#### [Task directions]
Count, in the entries, the lines with "right". Answer with the number only.

— BEGIN Exercise data —

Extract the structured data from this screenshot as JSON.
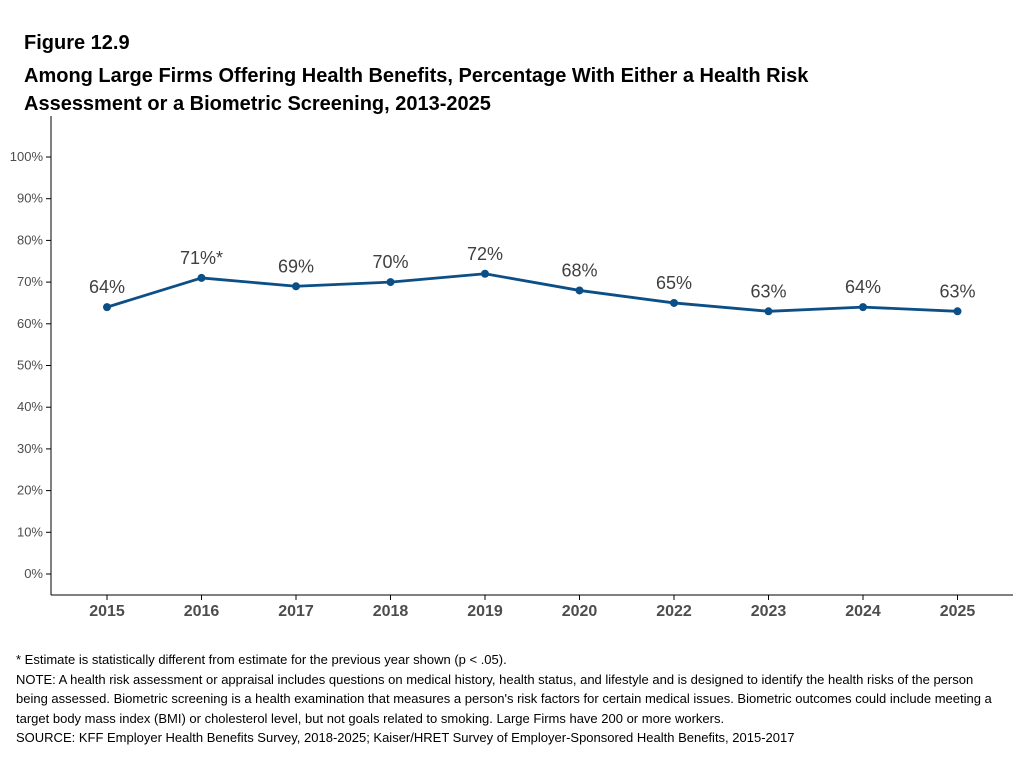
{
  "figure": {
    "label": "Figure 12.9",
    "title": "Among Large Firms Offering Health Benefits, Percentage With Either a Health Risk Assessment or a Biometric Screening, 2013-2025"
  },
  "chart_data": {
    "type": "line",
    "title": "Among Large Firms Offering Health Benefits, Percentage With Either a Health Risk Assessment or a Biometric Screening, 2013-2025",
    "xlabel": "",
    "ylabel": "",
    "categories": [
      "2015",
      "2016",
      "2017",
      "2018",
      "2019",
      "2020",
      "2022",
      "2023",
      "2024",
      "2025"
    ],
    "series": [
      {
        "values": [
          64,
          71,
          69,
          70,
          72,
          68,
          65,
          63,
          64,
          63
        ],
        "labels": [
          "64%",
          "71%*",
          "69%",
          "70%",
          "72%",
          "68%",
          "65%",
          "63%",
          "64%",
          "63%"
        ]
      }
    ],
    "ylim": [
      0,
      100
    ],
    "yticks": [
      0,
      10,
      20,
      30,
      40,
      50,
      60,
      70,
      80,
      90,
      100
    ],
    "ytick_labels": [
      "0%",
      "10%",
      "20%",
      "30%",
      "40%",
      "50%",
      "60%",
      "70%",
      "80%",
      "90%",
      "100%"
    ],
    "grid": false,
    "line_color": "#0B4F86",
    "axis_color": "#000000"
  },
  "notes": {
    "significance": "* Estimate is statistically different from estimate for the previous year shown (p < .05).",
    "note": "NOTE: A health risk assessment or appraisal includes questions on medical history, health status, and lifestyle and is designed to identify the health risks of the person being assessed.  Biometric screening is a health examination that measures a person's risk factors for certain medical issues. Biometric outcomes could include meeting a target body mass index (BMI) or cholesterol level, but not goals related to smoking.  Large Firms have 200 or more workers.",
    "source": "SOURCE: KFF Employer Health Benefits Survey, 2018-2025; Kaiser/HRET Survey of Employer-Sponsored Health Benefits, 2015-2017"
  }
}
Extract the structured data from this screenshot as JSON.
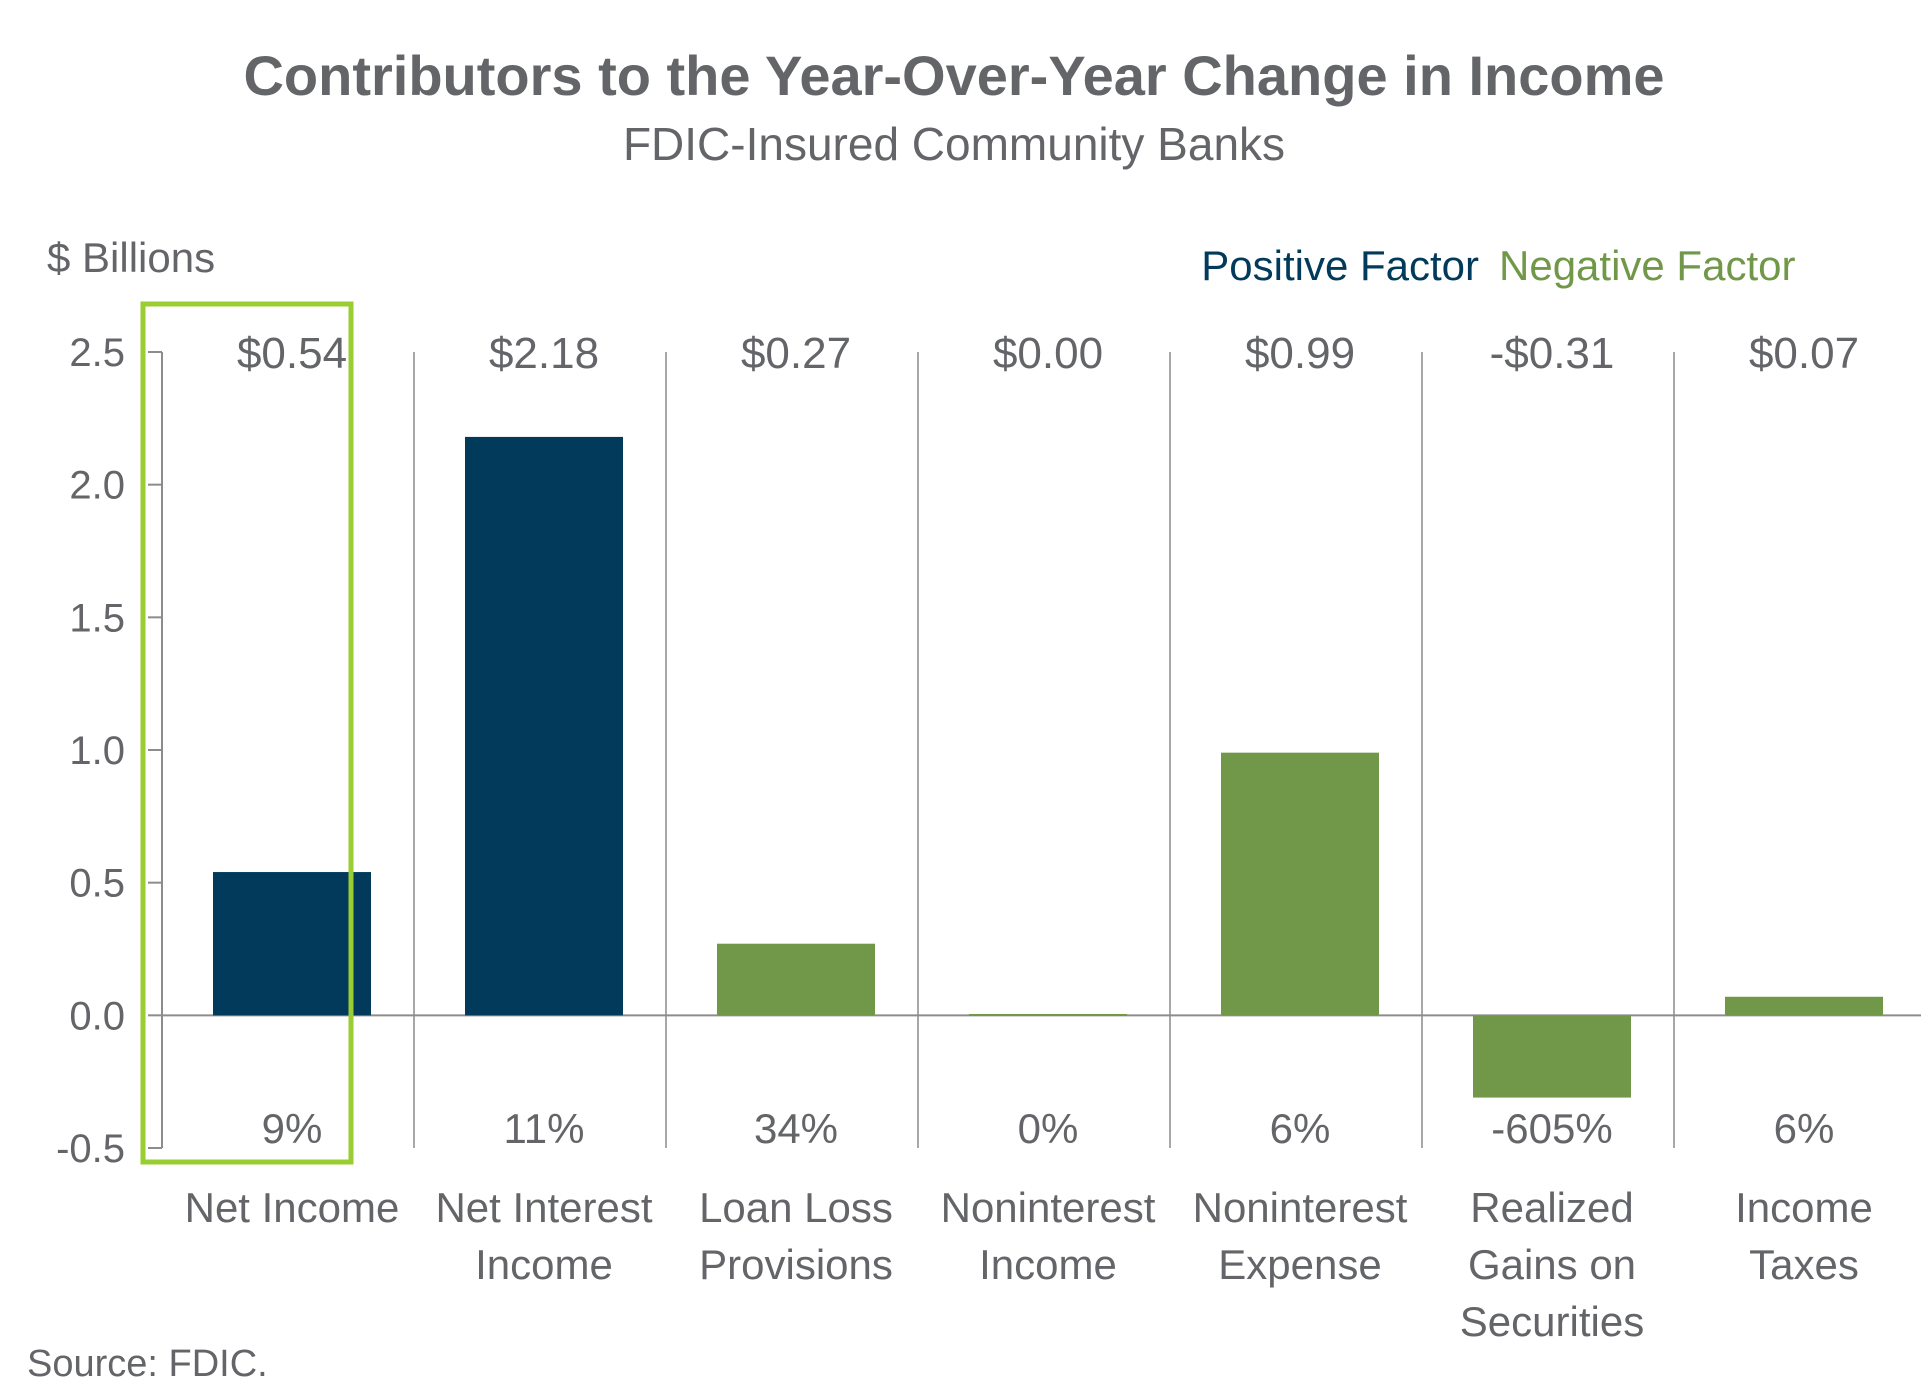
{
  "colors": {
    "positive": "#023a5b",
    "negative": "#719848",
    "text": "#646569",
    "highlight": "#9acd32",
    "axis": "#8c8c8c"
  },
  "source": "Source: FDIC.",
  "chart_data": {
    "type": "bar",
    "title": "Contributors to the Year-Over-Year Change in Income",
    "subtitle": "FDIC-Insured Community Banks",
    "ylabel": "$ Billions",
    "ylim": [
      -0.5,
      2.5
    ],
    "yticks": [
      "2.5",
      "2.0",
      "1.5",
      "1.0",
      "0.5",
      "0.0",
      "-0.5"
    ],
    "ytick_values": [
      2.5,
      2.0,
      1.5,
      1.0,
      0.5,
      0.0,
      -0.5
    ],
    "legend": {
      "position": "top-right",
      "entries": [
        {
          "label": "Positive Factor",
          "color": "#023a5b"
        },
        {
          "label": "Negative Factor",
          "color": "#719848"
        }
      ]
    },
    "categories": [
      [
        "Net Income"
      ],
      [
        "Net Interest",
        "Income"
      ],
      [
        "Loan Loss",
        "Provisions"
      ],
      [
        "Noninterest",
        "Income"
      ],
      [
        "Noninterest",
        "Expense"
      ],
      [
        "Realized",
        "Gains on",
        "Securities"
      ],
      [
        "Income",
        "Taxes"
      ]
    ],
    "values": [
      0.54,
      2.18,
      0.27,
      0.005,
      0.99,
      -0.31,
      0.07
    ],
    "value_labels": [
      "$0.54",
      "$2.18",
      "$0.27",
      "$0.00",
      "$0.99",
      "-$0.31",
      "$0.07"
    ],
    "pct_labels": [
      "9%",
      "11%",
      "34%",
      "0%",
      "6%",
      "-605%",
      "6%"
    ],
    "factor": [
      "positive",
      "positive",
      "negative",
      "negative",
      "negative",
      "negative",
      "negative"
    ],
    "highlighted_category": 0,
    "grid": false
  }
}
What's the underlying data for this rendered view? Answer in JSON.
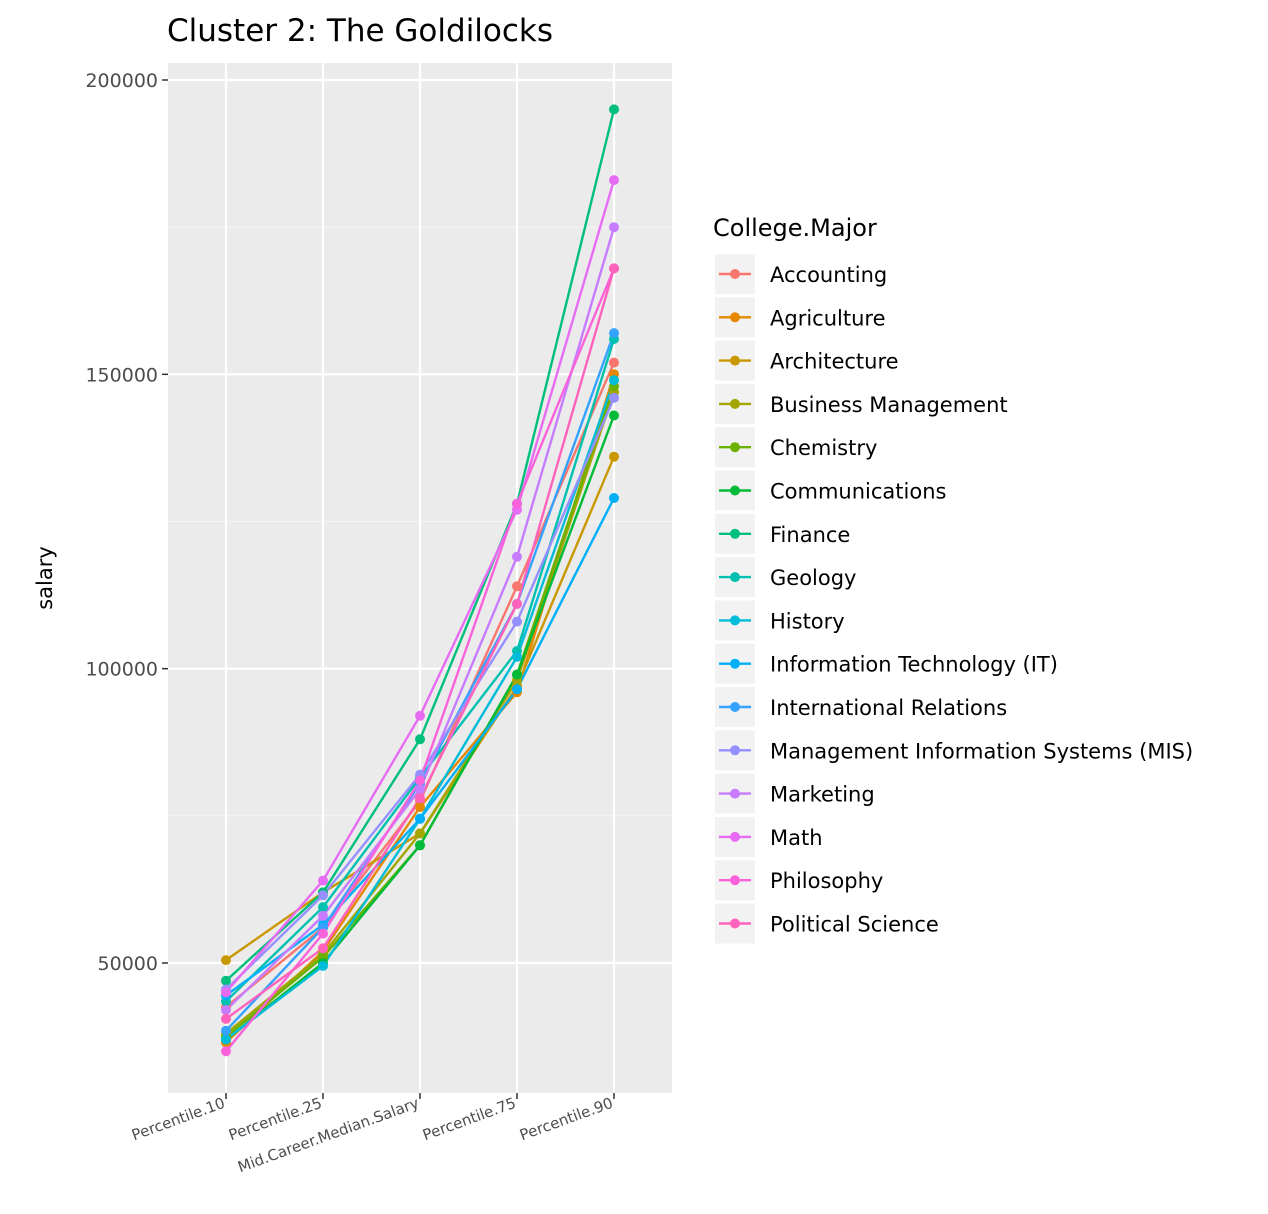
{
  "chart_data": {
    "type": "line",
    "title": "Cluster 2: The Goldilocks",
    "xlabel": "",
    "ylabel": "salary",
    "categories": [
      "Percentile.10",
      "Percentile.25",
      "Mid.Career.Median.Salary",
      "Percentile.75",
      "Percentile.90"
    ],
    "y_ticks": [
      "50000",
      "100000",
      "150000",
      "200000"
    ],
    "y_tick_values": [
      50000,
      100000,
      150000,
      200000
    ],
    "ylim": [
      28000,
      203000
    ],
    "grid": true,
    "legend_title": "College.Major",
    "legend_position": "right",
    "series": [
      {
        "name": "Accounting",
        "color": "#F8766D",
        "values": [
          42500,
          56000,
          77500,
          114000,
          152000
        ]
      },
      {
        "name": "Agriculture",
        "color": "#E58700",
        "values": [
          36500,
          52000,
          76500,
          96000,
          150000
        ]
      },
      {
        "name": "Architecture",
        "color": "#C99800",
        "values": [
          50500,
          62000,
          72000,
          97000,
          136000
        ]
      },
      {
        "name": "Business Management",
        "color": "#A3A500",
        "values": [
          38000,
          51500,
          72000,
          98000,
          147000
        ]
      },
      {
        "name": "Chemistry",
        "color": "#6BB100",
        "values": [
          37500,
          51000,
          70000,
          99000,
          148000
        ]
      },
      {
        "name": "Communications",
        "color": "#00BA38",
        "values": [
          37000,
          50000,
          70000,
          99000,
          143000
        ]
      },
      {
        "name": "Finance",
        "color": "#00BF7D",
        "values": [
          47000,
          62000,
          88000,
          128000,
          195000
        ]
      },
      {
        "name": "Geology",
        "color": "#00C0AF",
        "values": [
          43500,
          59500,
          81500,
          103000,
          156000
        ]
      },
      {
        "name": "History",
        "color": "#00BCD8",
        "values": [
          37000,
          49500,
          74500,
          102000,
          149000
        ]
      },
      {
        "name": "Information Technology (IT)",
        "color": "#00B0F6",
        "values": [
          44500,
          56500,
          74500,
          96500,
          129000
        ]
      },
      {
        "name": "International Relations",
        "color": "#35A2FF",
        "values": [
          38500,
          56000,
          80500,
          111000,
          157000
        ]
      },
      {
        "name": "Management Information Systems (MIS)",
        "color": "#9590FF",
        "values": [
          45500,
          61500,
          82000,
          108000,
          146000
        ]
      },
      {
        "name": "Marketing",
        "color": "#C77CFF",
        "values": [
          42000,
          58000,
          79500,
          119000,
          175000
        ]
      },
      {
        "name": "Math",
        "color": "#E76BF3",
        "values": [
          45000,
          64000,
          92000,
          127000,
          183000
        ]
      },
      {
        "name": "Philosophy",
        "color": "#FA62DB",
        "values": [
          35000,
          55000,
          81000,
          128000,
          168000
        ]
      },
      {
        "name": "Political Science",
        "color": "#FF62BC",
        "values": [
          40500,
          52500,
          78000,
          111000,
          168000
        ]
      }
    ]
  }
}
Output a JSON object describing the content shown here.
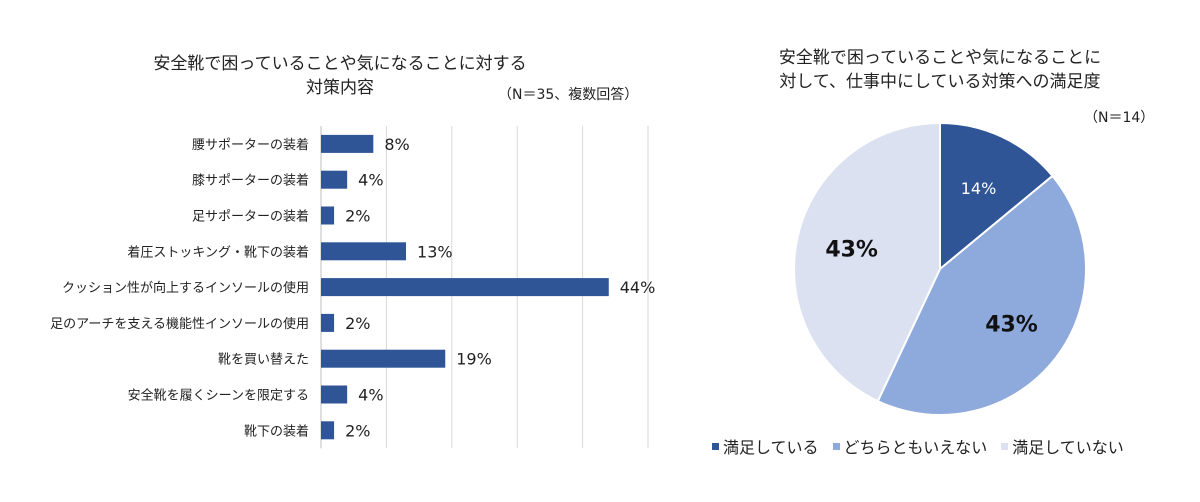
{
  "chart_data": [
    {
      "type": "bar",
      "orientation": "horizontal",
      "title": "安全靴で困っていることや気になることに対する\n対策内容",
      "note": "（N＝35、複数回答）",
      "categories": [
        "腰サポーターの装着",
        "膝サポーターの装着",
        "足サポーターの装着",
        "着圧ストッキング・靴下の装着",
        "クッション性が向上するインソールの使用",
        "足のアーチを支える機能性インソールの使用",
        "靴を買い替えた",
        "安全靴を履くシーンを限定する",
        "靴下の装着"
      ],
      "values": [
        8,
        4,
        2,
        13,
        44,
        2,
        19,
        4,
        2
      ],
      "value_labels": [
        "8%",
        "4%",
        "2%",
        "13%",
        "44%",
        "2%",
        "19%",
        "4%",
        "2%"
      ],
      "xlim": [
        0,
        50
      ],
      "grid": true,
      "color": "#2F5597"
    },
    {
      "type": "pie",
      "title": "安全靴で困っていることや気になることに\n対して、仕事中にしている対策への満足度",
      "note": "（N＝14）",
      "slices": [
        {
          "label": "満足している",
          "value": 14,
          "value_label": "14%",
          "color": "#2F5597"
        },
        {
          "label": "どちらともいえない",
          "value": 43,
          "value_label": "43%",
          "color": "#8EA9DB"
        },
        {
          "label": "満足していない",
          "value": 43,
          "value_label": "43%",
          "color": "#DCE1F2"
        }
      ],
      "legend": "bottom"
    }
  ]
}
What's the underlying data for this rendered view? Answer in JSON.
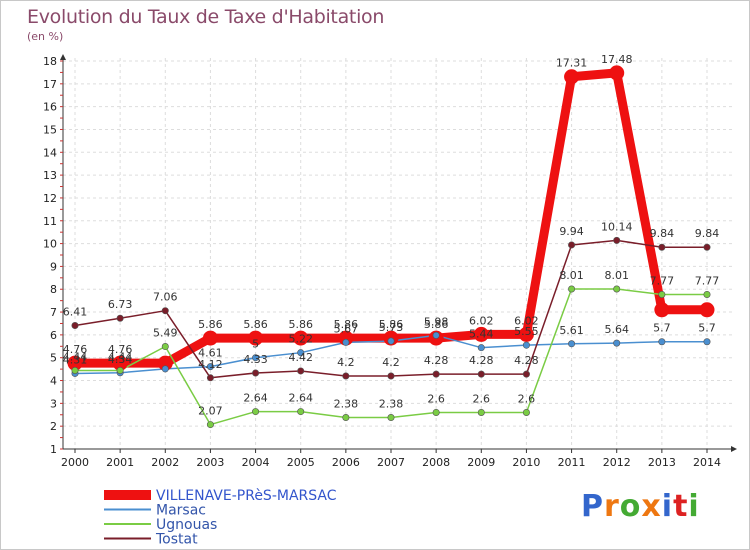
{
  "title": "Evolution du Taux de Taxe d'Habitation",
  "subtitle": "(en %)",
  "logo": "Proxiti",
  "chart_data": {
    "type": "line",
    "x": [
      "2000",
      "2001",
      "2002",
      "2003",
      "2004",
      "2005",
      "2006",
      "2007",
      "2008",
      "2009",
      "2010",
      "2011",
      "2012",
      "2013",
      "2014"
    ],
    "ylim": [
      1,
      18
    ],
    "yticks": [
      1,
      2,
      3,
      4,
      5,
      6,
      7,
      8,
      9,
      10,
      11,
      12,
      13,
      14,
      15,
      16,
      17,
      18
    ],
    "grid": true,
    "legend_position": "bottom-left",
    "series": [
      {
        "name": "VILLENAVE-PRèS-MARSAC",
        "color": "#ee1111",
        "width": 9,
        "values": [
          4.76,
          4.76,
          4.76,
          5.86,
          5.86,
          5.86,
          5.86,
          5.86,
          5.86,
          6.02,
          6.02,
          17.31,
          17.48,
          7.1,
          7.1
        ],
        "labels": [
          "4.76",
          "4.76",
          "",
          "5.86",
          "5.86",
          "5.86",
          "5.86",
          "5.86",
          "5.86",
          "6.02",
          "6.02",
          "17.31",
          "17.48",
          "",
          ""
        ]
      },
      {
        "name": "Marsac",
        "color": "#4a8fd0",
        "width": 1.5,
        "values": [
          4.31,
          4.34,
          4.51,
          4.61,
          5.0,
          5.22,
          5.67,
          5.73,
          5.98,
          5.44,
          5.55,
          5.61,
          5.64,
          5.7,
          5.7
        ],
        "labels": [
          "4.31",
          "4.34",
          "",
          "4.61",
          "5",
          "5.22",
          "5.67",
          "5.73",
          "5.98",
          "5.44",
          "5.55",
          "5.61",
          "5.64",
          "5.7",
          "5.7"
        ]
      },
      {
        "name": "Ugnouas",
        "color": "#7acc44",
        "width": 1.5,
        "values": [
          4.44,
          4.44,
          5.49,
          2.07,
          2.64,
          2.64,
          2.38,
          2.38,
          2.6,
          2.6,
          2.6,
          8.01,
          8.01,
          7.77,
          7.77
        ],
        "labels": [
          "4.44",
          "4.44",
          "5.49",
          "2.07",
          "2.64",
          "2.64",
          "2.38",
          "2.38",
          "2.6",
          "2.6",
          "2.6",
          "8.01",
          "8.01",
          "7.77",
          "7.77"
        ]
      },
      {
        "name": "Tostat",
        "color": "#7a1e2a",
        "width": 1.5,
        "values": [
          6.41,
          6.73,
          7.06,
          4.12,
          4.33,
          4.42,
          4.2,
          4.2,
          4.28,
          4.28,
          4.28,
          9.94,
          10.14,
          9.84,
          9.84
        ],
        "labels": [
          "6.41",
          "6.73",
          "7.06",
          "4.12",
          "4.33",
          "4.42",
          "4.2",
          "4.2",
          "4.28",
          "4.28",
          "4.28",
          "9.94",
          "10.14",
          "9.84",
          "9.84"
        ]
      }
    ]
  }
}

— END Exercise data —

#### [Result below]
2